## WHAT YOU ARE ASKED TO DO:
Give the number of lines below that contain "Administrative", with no other output.

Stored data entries
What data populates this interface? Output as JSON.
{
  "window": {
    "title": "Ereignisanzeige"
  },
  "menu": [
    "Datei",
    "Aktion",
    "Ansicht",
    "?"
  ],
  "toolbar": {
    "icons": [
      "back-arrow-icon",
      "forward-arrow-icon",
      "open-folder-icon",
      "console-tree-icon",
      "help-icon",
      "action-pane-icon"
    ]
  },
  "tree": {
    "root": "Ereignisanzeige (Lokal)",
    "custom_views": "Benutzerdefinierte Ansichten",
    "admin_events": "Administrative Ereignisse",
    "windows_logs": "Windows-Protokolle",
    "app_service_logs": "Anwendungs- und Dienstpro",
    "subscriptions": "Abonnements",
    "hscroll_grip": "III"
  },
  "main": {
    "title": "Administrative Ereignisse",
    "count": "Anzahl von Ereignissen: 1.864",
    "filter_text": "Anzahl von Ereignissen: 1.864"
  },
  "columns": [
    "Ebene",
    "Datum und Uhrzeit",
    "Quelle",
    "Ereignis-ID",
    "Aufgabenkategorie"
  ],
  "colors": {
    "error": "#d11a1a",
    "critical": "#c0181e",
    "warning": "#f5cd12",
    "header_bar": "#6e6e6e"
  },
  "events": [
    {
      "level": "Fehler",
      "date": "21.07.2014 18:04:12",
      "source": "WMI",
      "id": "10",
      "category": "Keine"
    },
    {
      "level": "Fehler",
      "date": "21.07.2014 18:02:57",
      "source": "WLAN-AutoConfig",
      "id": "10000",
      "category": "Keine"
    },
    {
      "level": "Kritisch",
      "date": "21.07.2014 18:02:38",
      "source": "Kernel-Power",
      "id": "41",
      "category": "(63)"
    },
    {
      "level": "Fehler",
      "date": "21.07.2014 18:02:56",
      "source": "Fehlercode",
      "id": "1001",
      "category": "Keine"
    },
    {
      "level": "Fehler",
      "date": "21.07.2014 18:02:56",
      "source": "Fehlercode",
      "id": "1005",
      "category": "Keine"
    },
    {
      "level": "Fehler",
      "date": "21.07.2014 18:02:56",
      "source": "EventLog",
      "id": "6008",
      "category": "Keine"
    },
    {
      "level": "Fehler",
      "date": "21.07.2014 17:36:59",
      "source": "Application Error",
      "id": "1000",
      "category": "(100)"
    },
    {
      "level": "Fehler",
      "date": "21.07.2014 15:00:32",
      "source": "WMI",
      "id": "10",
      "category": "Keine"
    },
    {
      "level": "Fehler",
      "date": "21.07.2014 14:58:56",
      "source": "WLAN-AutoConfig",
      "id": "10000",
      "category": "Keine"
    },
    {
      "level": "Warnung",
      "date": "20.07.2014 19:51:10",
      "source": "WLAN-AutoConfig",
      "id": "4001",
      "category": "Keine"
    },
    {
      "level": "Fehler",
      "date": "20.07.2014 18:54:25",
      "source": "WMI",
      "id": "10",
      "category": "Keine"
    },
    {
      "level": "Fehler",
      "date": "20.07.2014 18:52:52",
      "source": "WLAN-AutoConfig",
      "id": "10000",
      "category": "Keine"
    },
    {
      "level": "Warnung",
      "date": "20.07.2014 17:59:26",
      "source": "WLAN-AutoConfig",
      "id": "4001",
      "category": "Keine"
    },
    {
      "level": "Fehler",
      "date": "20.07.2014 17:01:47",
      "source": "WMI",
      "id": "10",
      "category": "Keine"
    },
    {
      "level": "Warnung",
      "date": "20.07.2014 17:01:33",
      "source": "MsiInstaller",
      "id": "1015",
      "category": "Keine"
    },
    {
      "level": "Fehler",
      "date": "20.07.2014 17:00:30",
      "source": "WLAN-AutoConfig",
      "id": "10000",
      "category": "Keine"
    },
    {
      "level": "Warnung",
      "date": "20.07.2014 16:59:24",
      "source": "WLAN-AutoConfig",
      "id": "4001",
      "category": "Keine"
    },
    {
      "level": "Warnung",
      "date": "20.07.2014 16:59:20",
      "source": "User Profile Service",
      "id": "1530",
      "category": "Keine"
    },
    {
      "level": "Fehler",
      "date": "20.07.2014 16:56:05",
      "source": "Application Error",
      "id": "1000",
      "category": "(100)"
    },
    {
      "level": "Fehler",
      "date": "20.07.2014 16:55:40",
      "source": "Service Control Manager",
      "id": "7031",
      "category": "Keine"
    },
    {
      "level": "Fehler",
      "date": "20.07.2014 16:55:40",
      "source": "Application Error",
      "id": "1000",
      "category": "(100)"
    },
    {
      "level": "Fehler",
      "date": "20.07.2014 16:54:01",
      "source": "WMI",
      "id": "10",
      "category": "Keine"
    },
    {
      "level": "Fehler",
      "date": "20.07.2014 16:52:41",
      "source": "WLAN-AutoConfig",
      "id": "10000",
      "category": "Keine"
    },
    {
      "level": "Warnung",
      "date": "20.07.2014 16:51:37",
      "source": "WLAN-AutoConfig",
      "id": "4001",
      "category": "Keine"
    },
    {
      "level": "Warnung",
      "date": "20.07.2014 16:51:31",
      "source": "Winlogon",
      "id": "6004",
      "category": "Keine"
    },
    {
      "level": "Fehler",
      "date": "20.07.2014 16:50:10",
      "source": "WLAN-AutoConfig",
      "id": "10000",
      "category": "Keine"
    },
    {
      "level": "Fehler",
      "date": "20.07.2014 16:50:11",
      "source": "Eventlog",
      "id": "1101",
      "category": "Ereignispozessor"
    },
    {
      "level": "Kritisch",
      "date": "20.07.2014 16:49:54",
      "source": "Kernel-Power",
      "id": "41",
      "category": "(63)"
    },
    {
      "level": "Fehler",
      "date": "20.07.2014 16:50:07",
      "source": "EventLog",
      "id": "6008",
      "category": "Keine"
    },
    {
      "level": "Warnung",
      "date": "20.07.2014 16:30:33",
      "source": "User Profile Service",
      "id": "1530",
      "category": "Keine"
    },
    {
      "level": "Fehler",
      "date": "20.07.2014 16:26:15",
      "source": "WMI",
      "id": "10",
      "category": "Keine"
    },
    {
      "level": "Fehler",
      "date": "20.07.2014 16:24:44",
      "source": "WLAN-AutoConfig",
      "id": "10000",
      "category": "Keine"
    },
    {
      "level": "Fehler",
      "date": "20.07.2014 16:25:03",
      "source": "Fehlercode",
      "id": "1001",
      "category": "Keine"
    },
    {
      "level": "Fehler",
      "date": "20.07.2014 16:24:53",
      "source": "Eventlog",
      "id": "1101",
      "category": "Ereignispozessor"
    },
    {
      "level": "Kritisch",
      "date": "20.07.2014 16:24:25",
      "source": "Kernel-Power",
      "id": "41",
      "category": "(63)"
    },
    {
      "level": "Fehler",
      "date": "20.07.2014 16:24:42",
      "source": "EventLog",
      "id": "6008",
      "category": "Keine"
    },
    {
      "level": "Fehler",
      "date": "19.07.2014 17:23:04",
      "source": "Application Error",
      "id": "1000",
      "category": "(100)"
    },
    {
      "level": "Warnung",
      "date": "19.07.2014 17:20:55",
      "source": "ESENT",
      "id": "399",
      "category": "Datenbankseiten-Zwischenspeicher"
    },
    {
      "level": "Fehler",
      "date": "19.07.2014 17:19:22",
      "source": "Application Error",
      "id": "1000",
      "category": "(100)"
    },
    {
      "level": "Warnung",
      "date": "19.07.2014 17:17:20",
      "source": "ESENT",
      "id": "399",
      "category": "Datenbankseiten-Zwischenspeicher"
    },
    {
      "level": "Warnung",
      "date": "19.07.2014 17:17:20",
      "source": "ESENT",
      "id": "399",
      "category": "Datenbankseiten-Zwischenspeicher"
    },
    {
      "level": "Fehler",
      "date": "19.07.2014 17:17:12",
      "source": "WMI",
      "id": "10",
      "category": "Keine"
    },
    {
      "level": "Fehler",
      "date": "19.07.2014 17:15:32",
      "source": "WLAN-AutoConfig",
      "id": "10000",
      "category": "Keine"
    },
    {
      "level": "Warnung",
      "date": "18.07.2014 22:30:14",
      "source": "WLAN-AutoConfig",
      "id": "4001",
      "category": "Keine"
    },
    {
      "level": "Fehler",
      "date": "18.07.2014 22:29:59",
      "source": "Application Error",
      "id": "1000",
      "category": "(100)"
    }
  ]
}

## THE SOLUTION:
2